--- BEGIN DATA TO USE ---
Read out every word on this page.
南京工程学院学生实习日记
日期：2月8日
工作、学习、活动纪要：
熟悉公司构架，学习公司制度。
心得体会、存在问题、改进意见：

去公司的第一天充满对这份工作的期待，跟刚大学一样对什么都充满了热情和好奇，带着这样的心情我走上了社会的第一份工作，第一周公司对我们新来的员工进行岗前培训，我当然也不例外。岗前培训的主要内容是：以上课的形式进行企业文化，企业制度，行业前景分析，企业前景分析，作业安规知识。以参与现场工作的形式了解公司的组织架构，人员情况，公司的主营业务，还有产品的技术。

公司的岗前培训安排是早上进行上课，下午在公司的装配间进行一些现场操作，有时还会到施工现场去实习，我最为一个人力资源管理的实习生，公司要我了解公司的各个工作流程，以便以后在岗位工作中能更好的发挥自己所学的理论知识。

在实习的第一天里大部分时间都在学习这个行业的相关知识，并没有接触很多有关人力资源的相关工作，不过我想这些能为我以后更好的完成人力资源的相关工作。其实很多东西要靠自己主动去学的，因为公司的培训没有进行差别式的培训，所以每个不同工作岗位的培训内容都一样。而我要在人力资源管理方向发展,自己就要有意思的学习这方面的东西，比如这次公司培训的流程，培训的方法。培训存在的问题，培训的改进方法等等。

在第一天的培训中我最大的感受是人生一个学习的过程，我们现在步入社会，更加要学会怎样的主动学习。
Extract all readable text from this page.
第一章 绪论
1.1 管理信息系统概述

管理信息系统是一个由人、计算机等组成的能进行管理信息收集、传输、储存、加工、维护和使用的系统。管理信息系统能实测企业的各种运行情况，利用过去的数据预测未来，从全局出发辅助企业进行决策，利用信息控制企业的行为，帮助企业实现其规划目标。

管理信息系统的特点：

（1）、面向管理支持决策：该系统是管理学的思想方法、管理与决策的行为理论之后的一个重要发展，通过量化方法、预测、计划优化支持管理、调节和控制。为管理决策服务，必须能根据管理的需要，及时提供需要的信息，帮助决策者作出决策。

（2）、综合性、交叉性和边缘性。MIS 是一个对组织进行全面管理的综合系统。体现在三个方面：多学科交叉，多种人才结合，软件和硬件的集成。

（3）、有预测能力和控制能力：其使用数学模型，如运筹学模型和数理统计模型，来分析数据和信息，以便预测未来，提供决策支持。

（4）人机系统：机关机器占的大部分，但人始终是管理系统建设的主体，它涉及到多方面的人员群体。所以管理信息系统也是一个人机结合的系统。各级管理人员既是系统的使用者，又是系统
--- END DATA TO USE ---
WHAT IS BEING ASKED ->
Output the full listing without altering anything.

WRITTEN RESPONSE ->
Read out every word on this page.
南京工程学院学生实习日记
日期：2月8日
工作、学习、活动纪要：
熟悉公司构架，学习公司制度。
心得体会、存在问题、改进意见：

去公司的第一天充满对这份工作的期待，跟刚大学一样对什么都充满了热情和好奇，带着这样的心情我走上了社会的第一份工作，第一周公司对我们新来的员工进行岗前培训，我当然也不例外。岗前培训的主要内容是：以上课的形式进行企业文化，企业制度，行业前景分析，企业前景分析，作业安规知识。以参与现场工作的形式了解公司的组织架构，人员情况，公司的主营业务，还有产品的技术。

公司的岗前培训安排是早上进行上课，下午在公司的装配间进行一些现场操作，有时还会到施工现场去实习，我最为一个人力资源管理的实习生，公司要我了解公司的各个工作流程，以便以后在岗位工作中能更好的发挥自己所学的理论知识。

在实习的第一天里大部分时间都在学习这个行业的相关知识，并没有接触很多有关人力资源的相关工作，不过我想这些能为我以后更好的完成人力资源的相关工作。其实很多东西要靠自己主动去学的，因为公司的培训没有进行差别式的培训，所以每个不同工作岗位的培训内容都一样。而我要在人力资源管理方向发展,自己就要有意思的学习这方面的东西，比如这次公司培训的流程，培训的方法。培训存在的问题，培训的改进方法等等。

在第一天的培训中我最大的感受是人生一个学习的过程，我们现在步入社会，更加要学会怎样的主动学习。
Extract all readable text from this page.
第一章 绪论
1.1 管理信息系统概述

管理信息系统是一个由人、计算机等组成的能进行管理信息收集、传输、储存、加工、维护和使用的系统。管理信息系统能实测企业的各种运行情况，利用过去的数据预测未来，从全局出发辅助企业进行决策，利用信息控制企业的行为，帮助企业实现其规划目标。

管理信息系统的特点：

（1）、面向管理支持决策：该系统是管理学的思想方法、管理与决策的行为理论之后的一个重要发展，通过量化方法、预测、计划优化支持管理、调节和控制。为管理决策服务，必须能根据管理的需要，及时提供需要的信息，帮助决策者作出决策。

（2）、综合性、交叉性和边缘性。MIS 是一个对组织进行全面管理的综合系统。体现在三个方面：多学科交叉，多种人才结合，软件和硬件的集成。

（3）、有预测能力和控制能力：其使用数学模型，如运筹学模型和数理统计模型，来分析数据和信息，以便预测未来，提供决策支持。

（4）人机系统：机关机器占的大部分，但人始终是管理系统建设的主体，它涉及到多方面的人员群体。所以管理信息系统也是一个人机结合的系统。各级管理人员既是系统的使用者，又是系统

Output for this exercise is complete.